= Set problem =
Write the records below out again exactly as given, with no images.

= Extracted data entries =
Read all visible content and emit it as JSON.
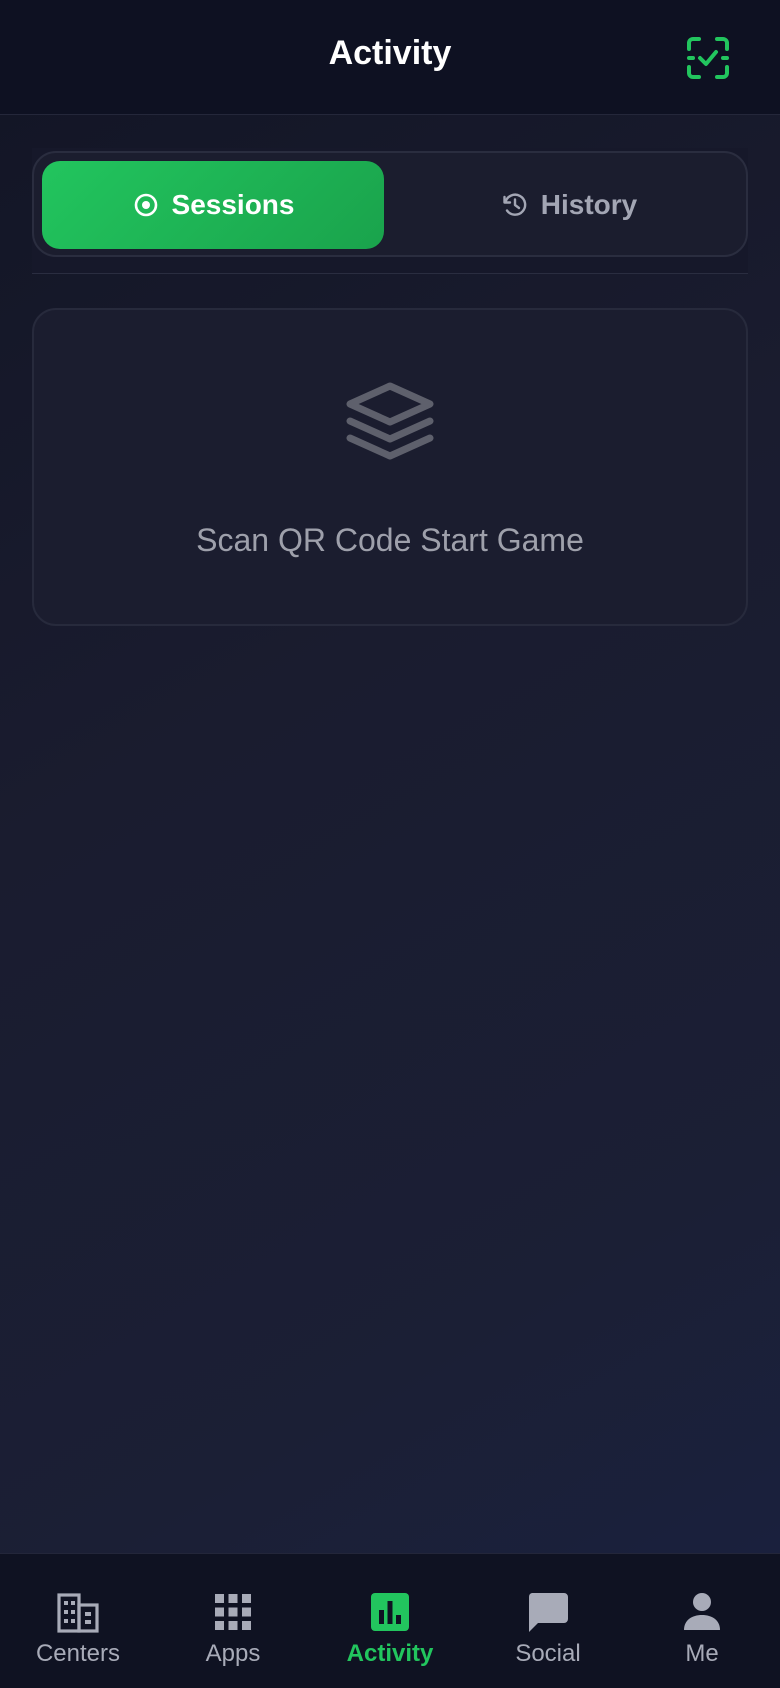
{
  "header": {
    "title": "Activity",
    "scan_icon": "scan-check-icon"
  },
  "tabs": [
    {
      "label": "Sessions",
      "icon": "target-icon",
      "active": true
    },
    {
      "label": "History",
      "icon": "history-icon",
      "active": false
    }
  ],
  "empty_state": {
    "icon": "layers-icon",
    "message": "Scan QR Code Start Game"
  },
  "bottom_nav": [
    {
      "label": "Centers",
      "icon": "building-icon",
      "active": false
    },
    {
      "label": "Apps",
      "icon": "grid-icon",
      "active": false
    },
    {
      "label": "Activity",
      "icon": "bar-chart-icon",
      "active": true
    },
    {
      "label": "Social",
      "icon": "chat-icon",
      "active": false
    },
    {
      "label": "Me",
      "icon": "person-icon",
      "active": false
    }
  ],
  "colors": {
    "accent": "#22c55e",
    "background": "#1a1c2f",
    "header_bg": "#0e1122",
    "text_muted": "#a8abb8"
  }
}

= Response below =
Read all visible content and emit it as JSON.
{
  "header": {
    "title": "Activity",
    "scan_icon": "scan-check-icon"
  },
  "tabs": [
    {
      "label": "Sessions",
      "icon": "target-icon",
      "active": true
    },
    {
      "label": "History",
      "icon": "history-icon",
      "active": false
    }
  ],
  "empty_state": {
    "icon": "layers-icon",
    "message": "Scan QR Code Start Game"
  },
  "bottom_nav": [
    {
      "label": "Centers",
      "icon": "building-icon",
      "active": false
    },
    {
      "label": "Apps",
      "icon": "grid-icon",
      "active": false
    },
    {
      "label": "Activity",
      "icon": "bar-chart-icon",
      "active": true
    },
    {
      "label": "Social",
      "icon": "chat-icon",
      "active": false
    },
    {
      "label": "Me",
      "icon": "person-icon",
      "active": false
    }
  ],
  "colors": {
    "accent": "#22c55e",
    "background": "#1a1c2f",
    "header_bg": "#0e1122",
    "text_muted": "#a8abb8"
  }
}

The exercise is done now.